- _Exercise goal_:
Restate all entries exactly. Skip the images.

Data items

((

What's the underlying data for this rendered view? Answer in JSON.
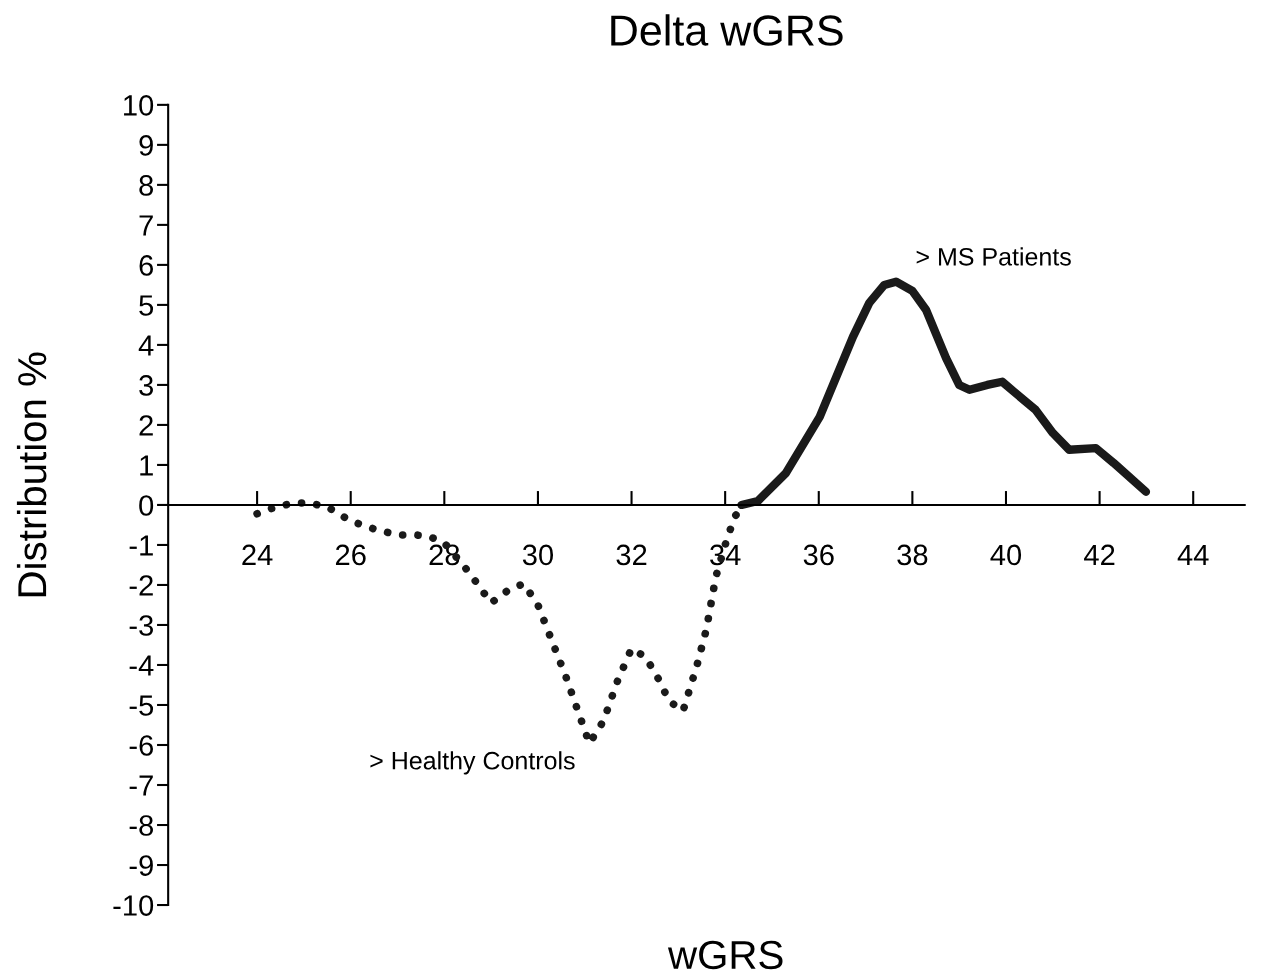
{
  "chart_data": {
    "type": "line",
    "title": "Delta wGRS",
    "xlabel": "wGRS",
    "ylabel": "Distribution %",
    "xlim": [
      22.1,
      45.1
    ],
    "xticks": [
      24,
      26,
      28,
      30,
      32,
      34,
      36,
      38,
      40,
      42,
      44
    ],
    "ylim": [
      -10,
      10
    ],
    "yticks": [
      -10,
      -9,
      -8,
      -7,
      -6,
      -5,
      -4,
      -3,
      -2,
      -1,
      0,
      1,
      2,
      3,
      4,
      5,
      6,
      7,
      8,
      9,
      10
    ],
    "grid": false,
    "legend": false,
    "series": [
      {
        "name": "> Healthy Controls",
        "color": "#1a1a1a",
        "line_style": "dotted",
        "x": [
          24.0,
          24.4,
          24.8,
          25.1,
          25.5,
          26.0,
          26.5,
          27.0,
          27.4,
          27.7,
          28.0,
          28.4,
          28.6,
          29.0,
          29.4,
          29.7,
          30.0,
          30.3,
          30.6,
          30.9,
          31.1,
          31.4,
          31.7,
          32.0,
          32.3,
          32.6,
          32.8,
          33.1,
          33.4,
          33.6,
          33.8,
          34.0,
          34.2,
          34.4
        ],
        "values": [
          -0.22,
          -0.05,
          0.05,
          0.05,
          -0.05,
          -0.4,
          -0.6,
          -0.75,
          -0.75,
          -0.8,
          -0.95,
          -1.5,
          -1.8,
          -2.45,
          -2.1,
          -1.97,
          -2.5,
          -3.4,
          -4.3,
          -5.3,
          -5.96,
          -5.4,
          -4.4,
          -3.59,
          -3.8,
          -4.4,
          -4.9,
          -5.15,
          -4.0,
          -3.1,
          -1.8,
          -1.0,
          -0.3,
          0.0
        ]
      },
      {
        "name": "> MS Patients",
        "color": "#1a1a1a",
        "line_style": "solid",
        "x": [
          34.35,
          34.7,
          35.3,
          36.02,
          36.73,
          37.08,
          37.4,
          37.65,
          38.0,
          38.29,
          38.72,
          39.0,
          39.22,
          39.6,
          39.92,
          40.2,
          40.63,
          41.0,
          41.35,
          41.92,
          42.3,
          42.99
        ],
        "values": [
          0.0,
          0.1,
          0.8,
          2.2,
          4.2,
          5.05,
          5.5,
          5.58,
          5.35,
          4.88,
          3.67,
          3.0,
          2.88,
          3.0,
          3.08,
          2.8,
          2.38,
          1.8,
          1.38,
          1.42,
          1.05,
          0.33
        ]
      }
    ]
  }
}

))

- _Solved exercise_:
What's the underlying data for this rendered view? Answer in JSON.
{
  "chart_data": {
    "type": "line",
    "title": "Delta wGRS",
    "xlabel": "wGRS",
    "ylabel": "Distribution %",
    "xlim": [
      22.1,
      45.1
    ],
    "xticks": [
      24,
      26,
      28,
      30,
      32,
      34,
      36,
      38,
      40,
      42,
      44
    ],
    "ylim": [
      -10,
      10
    ],
    "yticks": [
      -10,
      -9,
      -8,
      -7,
      -6,
      -5,
      -4,
      -3,
      -2,
      -1,
      0,
      1,
      2,
      3,
      4,
      5,
      6,
      7,
      8,
      9,
      10
    ],
    "grid": false,
    "legend": false,
    "series": [
      {
        "name": "> Healthy Controls",
        "color": "#1a1a1a",
        "line_style": "dotted",
        "x": [
          24.0,
          24.4,
          24.8,
          25.1,
          25.5,
          26.0,
          26.5,
          27.0,
          27.4,
          27.7,
          28.0,
          28.4,
          28.6,
          29.0,
          29.4,
          29.7,
          30.0,
          30.3,
          30.6,
          30.9,
          31.1,
          31.4,
          31.7,
          32.0,
          32.3,
          32.6,
          32.8,
          33.1,
          33.4,
          33.6,
          33.8,
          34.0,
          34.2,
          34.4
        ],
        "values": [
          -0.22,
          -0.05,
          0.05,
          0.05,
          -0.05,
          -0.4,
          -0.6,
          -0.75,
          -0.75,
          -0.8,
          -0.95,
          -1.5,
          -1.8,
          -2.45,
          -2.1,
          -1.97,
          -2.5,
          -3.4,
          -4.3,
          -5.3,
          -5.96,
          -5.4,
          -4.4,
          -3.59,
          -3.8,
          -4.4,
          -4.9,
          -5.15,
          -4.0,
          -3.1,
          -1.8,
          -1.0,
          -0.3,
          0.0
        ]
      },
      {
        "name": "> MS Patients",
        "color": "#1a1a1a",
        "line_style": "solid",
        "x": [
          34.35,
          34.7,
          35.3,
          36.02,
          36.73,
          37.08,
          37.4,
          37.65,
          38.0,
          38.29,
          38.72,
          39.0,
          39.22,
          39.6,
          39.92,
          40.2,
          40.63,
          41.0,
          41.35,
          41.92,
          42.3,
          42.99
        ],
        "values": [
          0.0,
          0.1,
          0.8,
          2.2,
          4.2,
          5.05,
          5.5,
          5.58,
          5.35,
          4.88,
          3.67,
          3.0,
          2.88,
          3.0,
          3.08,
          2.8,
          2.38,
          1.8,
          1.38,
          1.42,
          1.05,
          0.33
        ]
      }
    ]
  }
}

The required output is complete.